→ **Written instruction**:
Copy out the data below as written; omit any images.

======== Material for this exercise ========

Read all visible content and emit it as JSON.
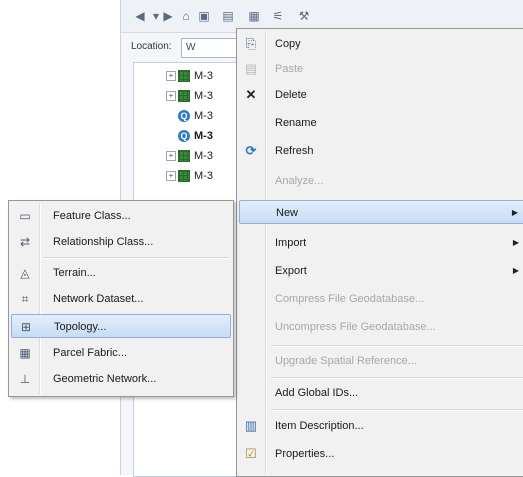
{
  "location": {
    "label": "Location:",
    "value": "W"
  },
  "tree": {
    "items": [
      {
        "label": "M-3",
        "type": "table",
        "expandable": true,
        "bold": false
      },
      {
        "label": "M-3",
        "type": "table",
        "expandable": true,
        "bold": false
      },
      {
        "label": "M-3",
        "type": "query",
        "expandable": false,
        "bold": false
      },
      {
        "label": "M-3",
        "type": "query",
        "expandable": false,
        "bold": true
      },
      {
        "label": "M-3",
        "type": "table",
        "expandable": true,
        "bold": false
      },
      {
        "label": "M-3",
        "type": "table",
        "expandable": true,
        "bold": false
      }
    ]
  },
  "context_menu": {
    "copy": "Copy",
    "paste": "Paste",
    "delete": "Delete",
    "rename": "Rename",
    "refresh": "Refresh",
    "analyze": "Analyze...",
    "new": "New",
    "import": "Import",
    "export": "Export",
    "compress": "Compress File Geodatabase...",
    "uncompress": "Uncompress File Geodatabase...",
    "upgrade": "Upgrade Spatial Reference...",
    "add_global_ids": "Add Global IDs...",
    "item_description": "Item Description...",
    "properties": "Properties..."
  },
  "new_submenu": {
    "feature_class": "Feature Class...",
    "relationship_class": "Relationship Class...",
    "terrain": "Terrain...",
    "network_dataset": "Network Dataset...",
    "topology": "Topology...",
    "parcel_fabric": "Parcel Fabric...",
    "geometric_network": "Geometric Network..."
  },
  "colors": {
    "highlight": "#c7dcf5",
    "highlight_border": "#8fb1d9",
    "disabled_text": "#a8a8a8"
  }
}
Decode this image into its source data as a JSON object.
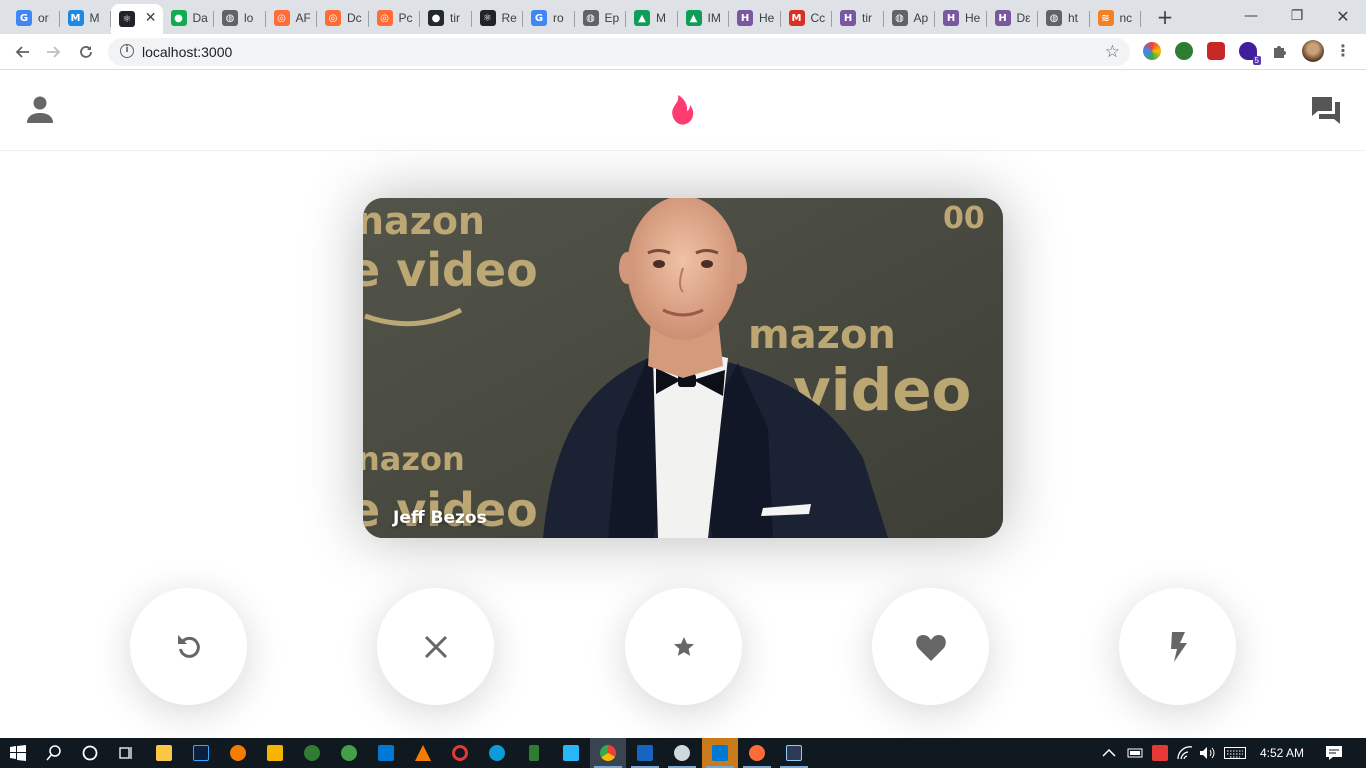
{
  "browser": {
    "tabs": [
      {
        "title": "or",
        "icon": "google-icon",
        "color": "#4285f4",
        "glyph": "G"
      },
      {
        "title": "M",
        "icon": "mui-icon",
        "color": "#1e88e5",
        "glyph": "M"
      },
      {
        "title": "",
        "icon": "react-icon",
        "color": "#20232a",
        "glyph": "⚛",
        "active": true
      },
      {
        "title": "Da",
        "icon": "mongodb-icon",
        "color": "#13aa52",
        "glyph": "●"
      },
      {
        "title": "lo",
        "icon": "globe-icon",
        "color": "#5f6368",
        "glyph": "◍"
      },
      {
        "title": "AF",
        "icon": "postman-icon",
        "color": "#ff6c37",
        "glyph": "◎"
      },
      {
        "title": "Dc",
        "icon": "postman-icon",
        "color": "#ff6c37",
        "glyph": "◎"
      },
      {
        "title": "Pc",
        "icon": "postman-icon",
        "color": "#ff6c37",
        "glyph": "◎"
      },
      {
        "title": "tir",
        "icon": "github-icon",
        "color": "#24292e",
        "glyph": "●"
      },
      {
        "title": "Re",
        "icon": "react-icon",
        "color": "#20232a",
        "glyph": "⚛"
      },
      {
        "title": "ro",
        "icon": "google-icon",
        "color": "#4285f4",
        "glyph": "G"
      },
      {
        "title": "Ep",
        "icon": "globe-icon",
        "color": "#5f6368",
        "glyph": "◍"
      },
      {
        "title": "M",
        "icon": "drive-icon",
        "color": "#0f9d58",
        "glyph": "▲"
      },
      {
        "title": "IM",
        "icon": "drive-icon",
        "color": "#0f9d58",
        "glyph": "▲"
      },
      {
        "title": "He",
        "icon": "heroku-icon",
        "color": "#79589f",
        "glyph": "H"
      },
      {
        "title": "Cc",
        "icon": "gmail-icon",
        "color": "#d93025",
        "glyph": "M"
      },
      {
        "title": "tir",
        "icon": "heroku-icon",
        "color": "#79589f",
        "glyph": "H"
      },
      {
        "title": "Ap",
        "icon": "globe-icon",
        "color": "#5f6368",
        "glyph": "◍"
      },
      {
        "title": "He",
        "icon": "heroku-icon",
        "color": "#79589f",
        "glyph": "H"
      },
      {
        "title": "Dε",
        "icon": "heroku-icon",
        "color": "#79589f",
        "glyph": "H"
      },
      {
        "title": "ht",
        "icon": "globe-icon",
        "color": "#5f6368",
        "glyph": "◍"
      },
      {
        "title": "nc",
        "icon": "stackoverflow-icon",
        "color": "#f48024",
        "glyph": "≋"
      }
    ],
    "new_tab": "+",
    "minimize": "—",
    "maximize": "❐",
    "close": "✕",
    "url": "localhost:3000",
    "extension_badge": "5"
  },
  "app": {
    "card": {
      "name": "Jeff Bezos"
    },
    "accent": "#fe3c72",
    "icon_color": "#666666",
    "buttons": [
      {
        "name": "replay-button",
        "icon": "replay-icon"
      },
      {
        "name": "close-button",
        "icon": "close-icon"
      },
      {
        "name": "star-button",
        "icon": "star-icon"
      },
      {
        "name": "favorite-button",
        "icon": "heart-icon"
      },
      {
        "name": "flash-button",
        "icon": "flash-icon"
      }
    ]
  },
  "taskbar": {
    "clock": "4:52 AM"
  }
}
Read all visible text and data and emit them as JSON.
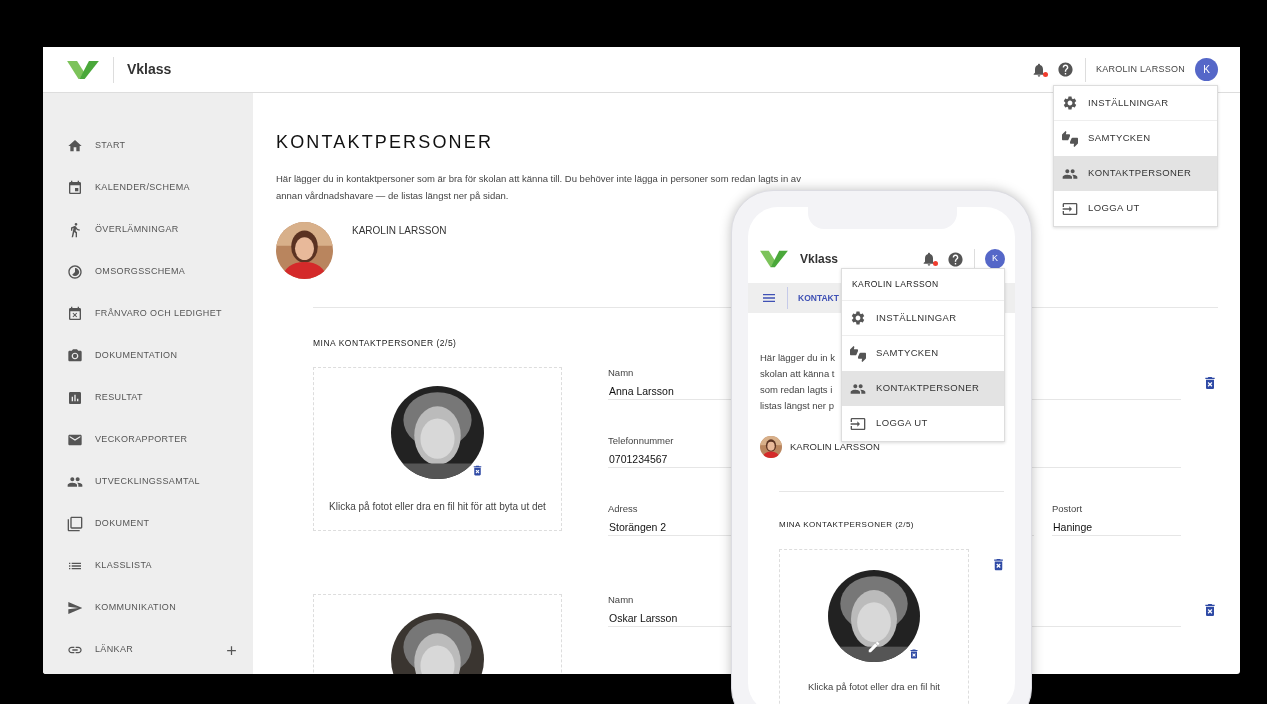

========

→ **Task answer**:
Read all visible content and emit it as JSON.
{
  "location": {
    "label": "Location:",
    "value": "W"
  },
  "tree": {
    "items": [
      {
        "label": "M-3",
        "type": "table",
        "expandable": true,
        "bold": false
      },
      {
        "label": "M-3",
        "type": "table",
        "expandable": true,
        "bold": false
      },
      {
        "label": "M-3",
        "type": "query",
        "expandable": false,
        "bold": false
      },
      {
        "label": "M-3",
        "type": "query",
        "expandable": false,
        "bold": true
      },
      {
        "label": "M-3",
        "type": "table",
        "expandable": true,
        "bold": false
      },
      {
        "label": "M-3",
        "type": "table",
        "expandable": true,
        "bold": false
      }
    ]
  },
  "context_menu": {
    "copy": "Copy",
    "paste": "Paste",
    "delete": "Delete",
    "rename": "Rename",
    "refresh": "Refresh",
    "analyze": "Analyze...",
    "new": "New",
    "import": "Import",
    "export": "Export",
    "compress": "Compress File Geodatabase...",
    "uncompress": "Uncompress File Geodatabase...",
    "upgrade": "Upgrade Spatial Reference...",
    "add_global_ids": "Add Global IDs...",
    "item_description": "Item Description...",
    "properties": "Properties..."
  },
  "new_submenu": {
    "feature_class": "Feature Class...",
    "relationship_class": "Relationship Class...",
    "terrain": "Terrain...",
    "network_dataset": "Network Dataset...",
    "topology": "Topology...",
    "parcel_fabric": "Parcel Fabric...",
    "geometric_network": "Geometric Network..."
  },
  "colors": {
    "highlight": "#c7dcf5",
    "highlight_border": "#8fb1d9",
    "disabled_text": "#a8a8a8"
  }
}
Decode this image into its source data as a JSON object.
{
  "browser": {
    "tabs": [
      {
        "title": "or",
        "icon": "google-icon",
        "color": "#4285f4",
        "glyph": "G"
      },
      {
        "title": "M",
        "icon": "mui-icon",
        "color": "#1e88e5",
        "glyph": "M"
      },
      {
        "title": "",
        "icon": "react-icon",
        "color": "#20232a",
        "glyph": "⚛",
        "active": true
      },
      {
        "title": "Da",
        "icon": "mongodb-icon",
        "color": "#13aa52",
        "glyph": "●"
      },
      {
        "title": "lo",
        "icon": "globe-icon",
        "color": "#5f6368",
        "glyph": "◍"
      },
      {
        "title": "AF",
        "icon": "postman-icon",
        "color": "#ff6c37",
        "glyph": "◎"
      },
      {
        "title": "Dc",
        "icon": "postman-icon",
        "color": "#ff6c37",
        "glyph": "◎"
      },
      {
        "title": "Pc",
        "icon": "postman-icon",
        "color": "#ff6c37",
        "glyph": "◎"
      },
      {
        "title": "tir",
        "icon": "github-icon",
        "color": "#24292e",
        "glyph": "●"
      },
      {
        "title": "Re",
        "icon": "react-icon",
        "color": "#20232a",
        "glyph": "⚛"
      },
      {
        "title": "ro",
        "icon": "google-icon",
        "color": "#4285f4",
        "glyph": "G"
      },
      {
        "title": "Ep",
        "icon": "globe-icon",
        "color": "#5f6368",
        "glyph": "◍"
      },
      {
        "title": "M",
        "icon": "drive-icon",
        "color": "#0f9d58",
        "glyph": "▲"
      },
      {
        "title": "IM",
        "icon": "drive-icon",
        "color": "#0f9d58",
        "glyph": "▲"
      },
      {
        "title": "He",
        "icon": "heroku-icon",
        "color": "#79589f",
        "glyph": "H"
      },
      {
        "title": "Cc",
        "icon": "gmail-icon",
        "color": "#d93025",
        "glyph": "M"
      },
      {
        "title": "tir",
        "icon": "heroku-icon",
        "color": "#79589f",
        "glyph": "H"
      },
      {
        "title": "Ap",
        "icon": "globe-icon",
        "color": "#5f6368",
        "glyph": "◍"
      },
      {
        "title": "He",
        "icon": "heroku-icon",
        "color": "#79589f",
        "glyph": "H"
      },
      {
        "title": "Dε",
        "icon": "heroku-icon",
        "color": "#79589f",
        "glyph": "H"
      },
      {
        "title": "ht",
        "icon": "globe-icon",
        "color": "#5f6368",
        "glyph": "◍"
      },
      {
        "title": "nc",
        "icon": "stackoverflow-icon",
        "color": "#f48024",
        "glyph": "≋"
      }
    ],
    "new_tab": "+",
    "minimize": "—",
    "maximize": "❐",
    "close": "✕",
    "url": "localhost:3000",
    "extension_badge": "5"
  },
  "app": {
    "card": {
      "name": "Jeff Bezos"
    },
    "accent": "#fe3c72",
    "icon_color": "#666666",
    "buttons": [
      {
        "name": "replay-button",
        "icon": "replay-icon"
      },
      {
        "name": "close-button",
        "icon": "close-icon"
      },
      {
        "name": "star-button",
        "icon": "star-icon"
      },
      {
        "name": "favorite-button",
        "icon": "heart-icon"
      },
      {
        "name": "flash-button",
        "icon": "flash-icon"
      }
    ]
  },
  "taskbar": {
    "clock": "4:52 AM"
  }
}
Read all visible text and data and emit them as JSON.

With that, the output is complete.